▸ **TASK DIRECTIONS**
Pick out the lines containing "name".

▸ **RECORDS FOR THE EXERCISE**
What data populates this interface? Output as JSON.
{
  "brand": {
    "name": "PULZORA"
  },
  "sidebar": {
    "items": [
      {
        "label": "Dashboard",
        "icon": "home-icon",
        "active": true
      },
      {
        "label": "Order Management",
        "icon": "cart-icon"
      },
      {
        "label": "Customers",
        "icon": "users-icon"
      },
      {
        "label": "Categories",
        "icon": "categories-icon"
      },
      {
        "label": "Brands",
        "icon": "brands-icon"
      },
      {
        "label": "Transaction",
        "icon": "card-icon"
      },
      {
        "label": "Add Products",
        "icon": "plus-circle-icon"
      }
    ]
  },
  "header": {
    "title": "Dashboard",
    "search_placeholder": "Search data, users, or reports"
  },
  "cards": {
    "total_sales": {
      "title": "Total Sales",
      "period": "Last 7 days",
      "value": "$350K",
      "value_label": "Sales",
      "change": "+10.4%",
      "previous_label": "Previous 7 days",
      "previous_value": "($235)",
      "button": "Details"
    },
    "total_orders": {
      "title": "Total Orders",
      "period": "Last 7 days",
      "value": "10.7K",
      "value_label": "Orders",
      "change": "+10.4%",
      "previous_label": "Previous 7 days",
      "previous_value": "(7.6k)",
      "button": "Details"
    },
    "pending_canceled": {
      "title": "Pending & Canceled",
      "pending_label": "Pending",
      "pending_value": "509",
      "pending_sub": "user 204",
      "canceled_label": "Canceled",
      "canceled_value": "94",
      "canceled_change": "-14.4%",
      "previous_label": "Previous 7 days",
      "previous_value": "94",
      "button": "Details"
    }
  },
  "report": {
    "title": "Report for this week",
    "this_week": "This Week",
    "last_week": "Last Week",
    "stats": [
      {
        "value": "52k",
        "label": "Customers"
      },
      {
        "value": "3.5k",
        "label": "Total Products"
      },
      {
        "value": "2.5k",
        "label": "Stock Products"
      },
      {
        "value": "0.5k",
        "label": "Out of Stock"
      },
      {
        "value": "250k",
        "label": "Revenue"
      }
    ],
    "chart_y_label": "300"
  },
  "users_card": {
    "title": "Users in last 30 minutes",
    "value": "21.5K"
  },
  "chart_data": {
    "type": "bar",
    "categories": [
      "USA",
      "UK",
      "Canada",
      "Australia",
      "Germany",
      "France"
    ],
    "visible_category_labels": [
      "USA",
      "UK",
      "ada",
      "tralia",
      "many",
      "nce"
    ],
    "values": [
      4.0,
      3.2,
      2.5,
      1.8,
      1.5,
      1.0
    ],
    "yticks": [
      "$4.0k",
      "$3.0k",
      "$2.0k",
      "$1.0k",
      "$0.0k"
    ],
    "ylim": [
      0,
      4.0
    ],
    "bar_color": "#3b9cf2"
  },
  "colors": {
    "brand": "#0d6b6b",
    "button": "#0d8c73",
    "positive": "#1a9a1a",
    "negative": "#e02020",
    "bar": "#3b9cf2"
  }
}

---

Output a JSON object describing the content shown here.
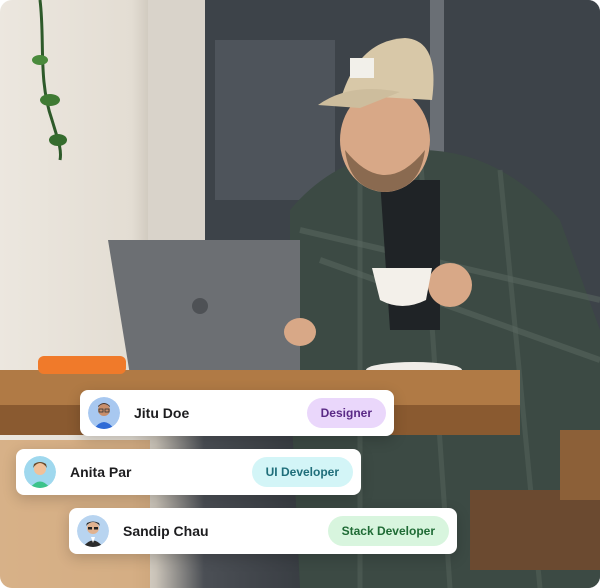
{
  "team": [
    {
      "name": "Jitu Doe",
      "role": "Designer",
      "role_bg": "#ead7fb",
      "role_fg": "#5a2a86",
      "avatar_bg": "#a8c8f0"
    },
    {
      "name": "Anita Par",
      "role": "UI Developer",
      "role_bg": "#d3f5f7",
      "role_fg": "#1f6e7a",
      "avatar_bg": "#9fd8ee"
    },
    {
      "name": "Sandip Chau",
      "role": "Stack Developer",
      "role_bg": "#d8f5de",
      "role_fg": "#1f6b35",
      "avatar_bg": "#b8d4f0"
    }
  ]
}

==

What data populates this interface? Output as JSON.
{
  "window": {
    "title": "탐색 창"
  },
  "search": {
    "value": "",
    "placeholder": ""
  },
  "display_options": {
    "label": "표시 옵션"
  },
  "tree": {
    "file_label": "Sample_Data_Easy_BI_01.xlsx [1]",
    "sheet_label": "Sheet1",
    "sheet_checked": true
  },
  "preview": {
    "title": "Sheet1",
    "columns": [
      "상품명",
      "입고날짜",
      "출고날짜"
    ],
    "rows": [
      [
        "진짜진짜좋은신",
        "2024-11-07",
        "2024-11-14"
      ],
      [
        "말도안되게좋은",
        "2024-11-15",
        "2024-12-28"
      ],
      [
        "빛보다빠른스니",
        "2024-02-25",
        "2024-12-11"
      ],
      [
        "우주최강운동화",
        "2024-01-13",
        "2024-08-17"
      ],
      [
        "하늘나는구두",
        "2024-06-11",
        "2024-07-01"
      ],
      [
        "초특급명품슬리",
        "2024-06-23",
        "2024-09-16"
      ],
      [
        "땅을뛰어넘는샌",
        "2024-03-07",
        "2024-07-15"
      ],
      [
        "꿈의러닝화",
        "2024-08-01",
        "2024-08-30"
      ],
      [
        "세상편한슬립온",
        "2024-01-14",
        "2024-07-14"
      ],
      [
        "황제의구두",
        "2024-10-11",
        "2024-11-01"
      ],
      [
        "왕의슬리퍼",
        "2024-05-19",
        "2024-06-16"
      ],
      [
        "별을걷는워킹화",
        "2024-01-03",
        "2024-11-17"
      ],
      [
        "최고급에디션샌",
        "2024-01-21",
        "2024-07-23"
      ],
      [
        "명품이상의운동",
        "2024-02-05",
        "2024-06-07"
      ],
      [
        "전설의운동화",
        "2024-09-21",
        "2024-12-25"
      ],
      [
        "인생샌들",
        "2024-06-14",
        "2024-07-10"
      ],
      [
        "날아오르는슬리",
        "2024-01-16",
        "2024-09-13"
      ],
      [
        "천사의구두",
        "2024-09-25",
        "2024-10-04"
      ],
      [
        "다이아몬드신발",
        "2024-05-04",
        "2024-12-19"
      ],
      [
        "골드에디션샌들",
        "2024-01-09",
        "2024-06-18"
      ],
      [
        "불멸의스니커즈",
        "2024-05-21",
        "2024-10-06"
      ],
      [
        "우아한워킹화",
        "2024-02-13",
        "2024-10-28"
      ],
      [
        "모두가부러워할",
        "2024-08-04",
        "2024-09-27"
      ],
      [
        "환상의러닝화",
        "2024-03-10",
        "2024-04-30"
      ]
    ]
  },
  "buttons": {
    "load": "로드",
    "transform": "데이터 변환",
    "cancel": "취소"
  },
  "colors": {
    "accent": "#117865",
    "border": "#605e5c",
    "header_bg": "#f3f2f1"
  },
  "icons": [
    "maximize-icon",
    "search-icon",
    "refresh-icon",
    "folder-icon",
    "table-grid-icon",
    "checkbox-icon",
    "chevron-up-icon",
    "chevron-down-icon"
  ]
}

▸ **ANSWER BELOW**
    "name": "PULZORA"
      "name": "Jitu Doe",
      "name": "Anita Par",
      "name": "Sandip Chau",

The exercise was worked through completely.